◆ Goal: Reproduce the entries exactly.
### Entries
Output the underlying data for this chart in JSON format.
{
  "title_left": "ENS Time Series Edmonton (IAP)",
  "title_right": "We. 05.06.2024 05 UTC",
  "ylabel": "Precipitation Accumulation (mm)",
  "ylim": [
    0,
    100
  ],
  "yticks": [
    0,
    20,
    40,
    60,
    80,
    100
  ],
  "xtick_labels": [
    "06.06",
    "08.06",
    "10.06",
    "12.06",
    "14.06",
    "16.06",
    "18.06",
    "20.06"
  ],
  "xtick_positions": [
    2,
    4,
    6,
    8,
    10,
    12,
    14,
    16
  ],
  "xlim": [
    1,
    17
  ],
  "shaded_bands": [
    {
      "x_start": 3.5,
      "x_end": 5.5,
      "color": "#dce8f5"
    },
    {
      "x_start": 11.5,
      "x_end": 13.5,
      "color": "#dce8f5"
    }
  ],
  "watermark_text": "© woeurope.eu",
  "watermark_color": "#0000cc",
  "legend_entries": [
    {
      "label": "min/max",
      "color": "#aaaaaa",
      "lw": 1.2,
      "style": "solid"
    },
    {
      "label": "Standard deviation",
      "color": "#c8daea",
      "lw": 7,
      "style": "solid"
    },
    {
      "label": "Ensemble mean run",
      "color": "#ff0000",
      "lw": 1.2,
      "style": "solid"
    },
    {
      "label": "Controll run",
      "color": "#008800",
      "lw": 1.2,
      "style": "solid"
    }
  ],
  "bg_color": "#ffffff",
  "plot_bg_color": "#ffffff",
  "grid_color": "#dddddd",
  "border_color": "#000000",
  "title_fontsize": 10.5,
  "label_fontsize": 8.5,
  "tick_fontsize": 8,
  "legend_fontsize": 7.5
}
######
◆ Result:
Output the underlying data for this chart in JSON format.
{
  "title_left": "ENS Time Series Edmonton (IAP)",
  "title_right": "We. 05.06.2024 05 UTC",
  "ylabel": "Precipitation Accumulation (mm)",
  "ylim": [
    0,
    100
  ],
  "yticks": [
    0,
    20,
    40,
    60,
    80,
    100
  ],
  "xtick_labels": [
    "06.06",
    "08.06",
    "10.06",
    "12.06",
    "14.06",
    "16.06",
    "18.06",
    "20.06"
  ],
  "xtick_positions": [
    2,
    4,
    6,
    8,
    10,
    12,
    14,
    16
  ],
  "xlim": [
    1,
    17
  ],
  "shaded_bands": [
    {
      "x_start": 3.5,
      "x_end": 5.5,
      "color": "#dce8f5"
    },
    {
      "x_start": 11.5,
      "x_end": 13.5,
      "color": "#dce8f5"
    }
  ],
  "watermark_text": "© woeurope.eu",
  "watermark_color": "#0000cc",
  "legend_entries": [
    {
      "label": "min/max",
      "color": "#aaaaaa",
      "lw": 1.2,
      "style": "solid"
    },
    {
      "label": "Standard deviation",
      "color": "#c8daea",
      "lw": 7,
      "style": "solid"
    },
    {
      "label": "Ensemble mean run",
      "color": "#ff0000",
      "lw": 1.2,
      "style": "solid"
    },
    {
      "label": "Controll run",
      "color": "#008800",
      "lw": 1.2,
      "style": "solid"
    }
  ],
  "bg_color": "#ffffff",
  "plot_bg_color": "#ffffff",
  "grid_color": "#dddddd",
  "border_color": "#000000",
  "title_fontsize": 10.5,
  "label_fontsize": 8.5,
  "tick_fontsize": 8,
  "legend_fontsize": 7.5
}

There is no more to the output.